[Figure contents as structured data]
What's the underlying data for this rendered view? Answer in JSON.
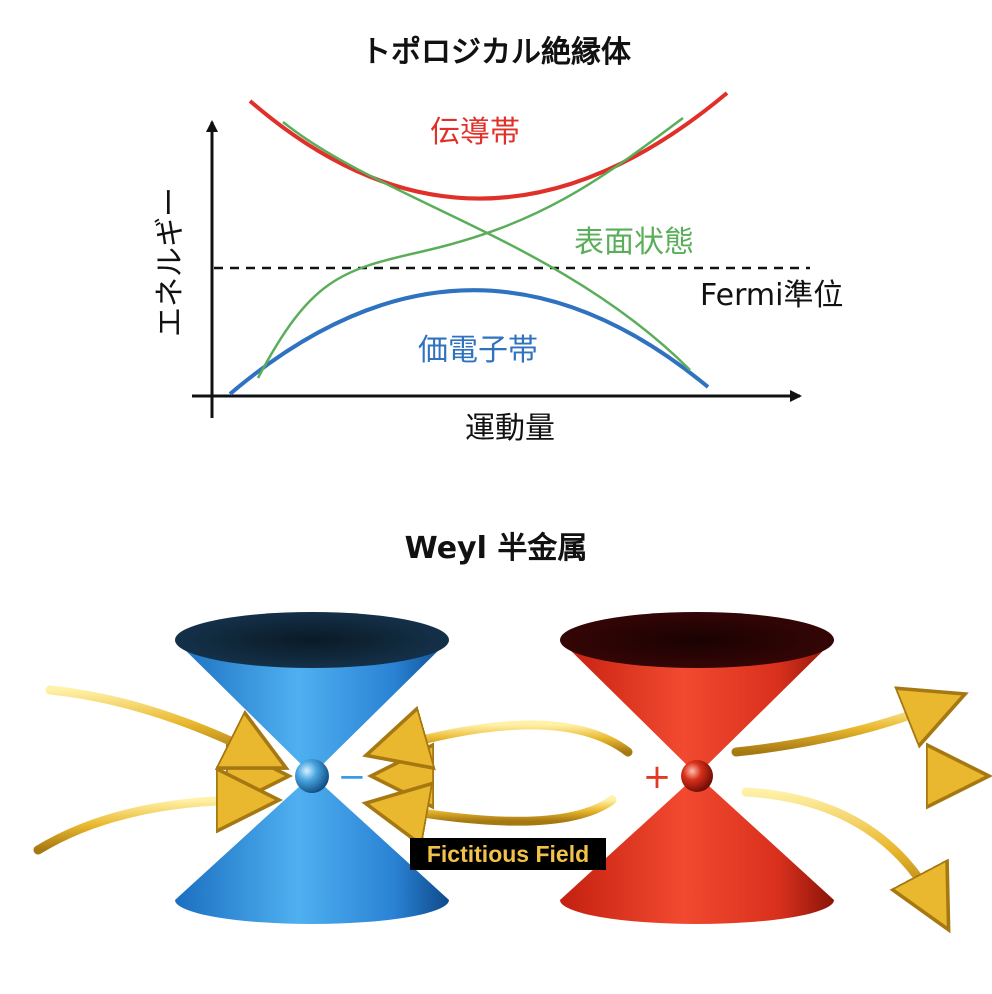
{
  "top_diagram": {
    "title": "トポロジカル絶縁体",
    "y_axis_label": "エネルギー",
    "x_axis_label": "運動量",
    "conduction_band": "伝導帯",
    "surface_states": "表面状態",
    "fermi_level": "Fermi準位",
    "valence_band": "価電子帯",
    "colors": {
      "conduction": "#e0302a",
      "surface": "#5aae5a",
      "valence": "#2f72c0"
    }
  },
  "bottom_diagram": {
    "title": "Weyl 半金属",
    "minus_sign": "−",
    "plus_sign": "+",
    "field_label": "Fictitious Field",
    "colors": {
      "left_cone": "#3d9be6",
      "right_cone": "#e23a22",
      "field_arrows": "#e9b82e"
    }
  }
}
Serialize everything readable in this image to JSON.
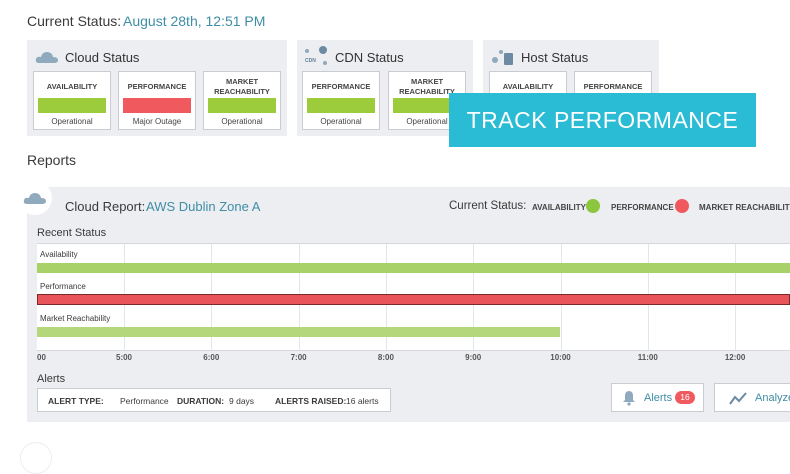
{
  "header": {
    "label": "Current Status:",
    "datetime": "August 28th, 12:51 PM"
  },
  "status_panels": [
    {
      "title": "Cloud Status",
      "cards": [
        {
          "title": "AVAILABILITY",
          "status": "Operational",
          "color": "#9ccb3b"
        },
        {
          "title": "PERFORMANCE",
          "status": "Major Outage",
          "color": "#f05a5f"
        },
        {
          "title": "MARKET REACHABILITY",
          "status": "Operational",
          "color": "#9ccb3b"
        }
      ]
    },
    {
      "title": "CDN Status",
      "icon_label": "CDN",
      "cards": [
        {
          "title": "PERFORMANCE",
          "status": "Operational",
          "color": "#9ccb3b"
        },
        {
          "title": "MARKET REACHABILITY",
          "status": "Operational",
          "color": "#9ccb3b"
        }
      ]
    },
    {
      "title": "Host Status",
      "cards": [
        {
          "title": "AVAILABILITY"
        },
        {
          "title": "PERFORMANCE"
        }
      ]
    }
  ],
  "banner": "TRACK PERFORMANCE",
  "reports": {
    "heading": "Reports",
    "report_label": "Cloud Report:",
    "report_name": "AWS Dublin Zone A",
    "status_label": "Current Status:",
    "legend": [
      {
        "name": "AVAILABILITY",
        "color": "#8cc63f"
      },
      {
        "name": "PERFORMANCE",
        "color": "#f05a5f"
      },
      {
        "name": "MARKET REACHABILITY"
      }
    ],
    "recent_status": {
      "title": "Recent Status",
      "rows": [
        {
          "name": "Availability",
          "color": "#a8d16a"
        },
        {
          "name": "Performance",
          "color": "#e8545a"
        },
        {
          "name": "Market Reachability",
          "color": "#b3d77a"
        }
      ],
      "times": [
        "00",
        "5:00",
        "6:00",
        "7:00",
        "8:00",
        "9:00",
        "10:00",
        "11:00",
        "12:00"
      ]
    },
    "alerts": {
      "title": "Alerts",
      "fields": [
        {
          "key": "ALERT TYPE:",
          "value": "Performance"
        },
        {
          "key": "DURATION:",
          "value": "9 days"
        },
        {
          "key": "ALERTS RAISED:",
          "value": "16 alerts"
        }
      ],
      "buttons": [
        {
          "label": "Alerts",
          "badge": 16
        },
        {
          "label": "Analyze"
        }
      ]
    }
  }
}
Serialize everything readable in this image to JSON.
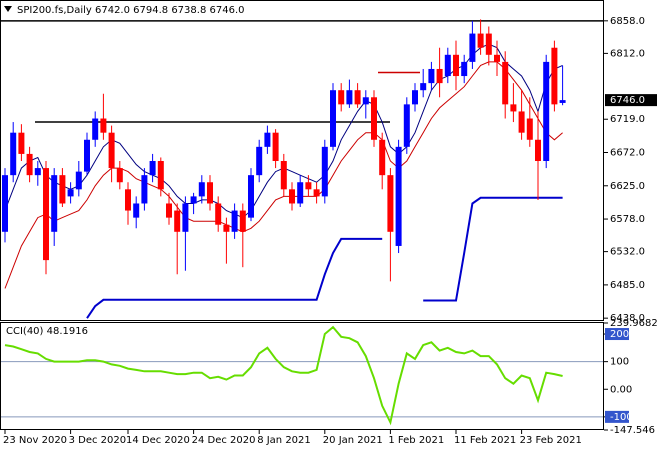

*Task details:*
Show every line in the records above that contains the word "value".

*Response to the task:*
          "value": "Performance"
          "value": "9 days"
          "value": "16 alerts"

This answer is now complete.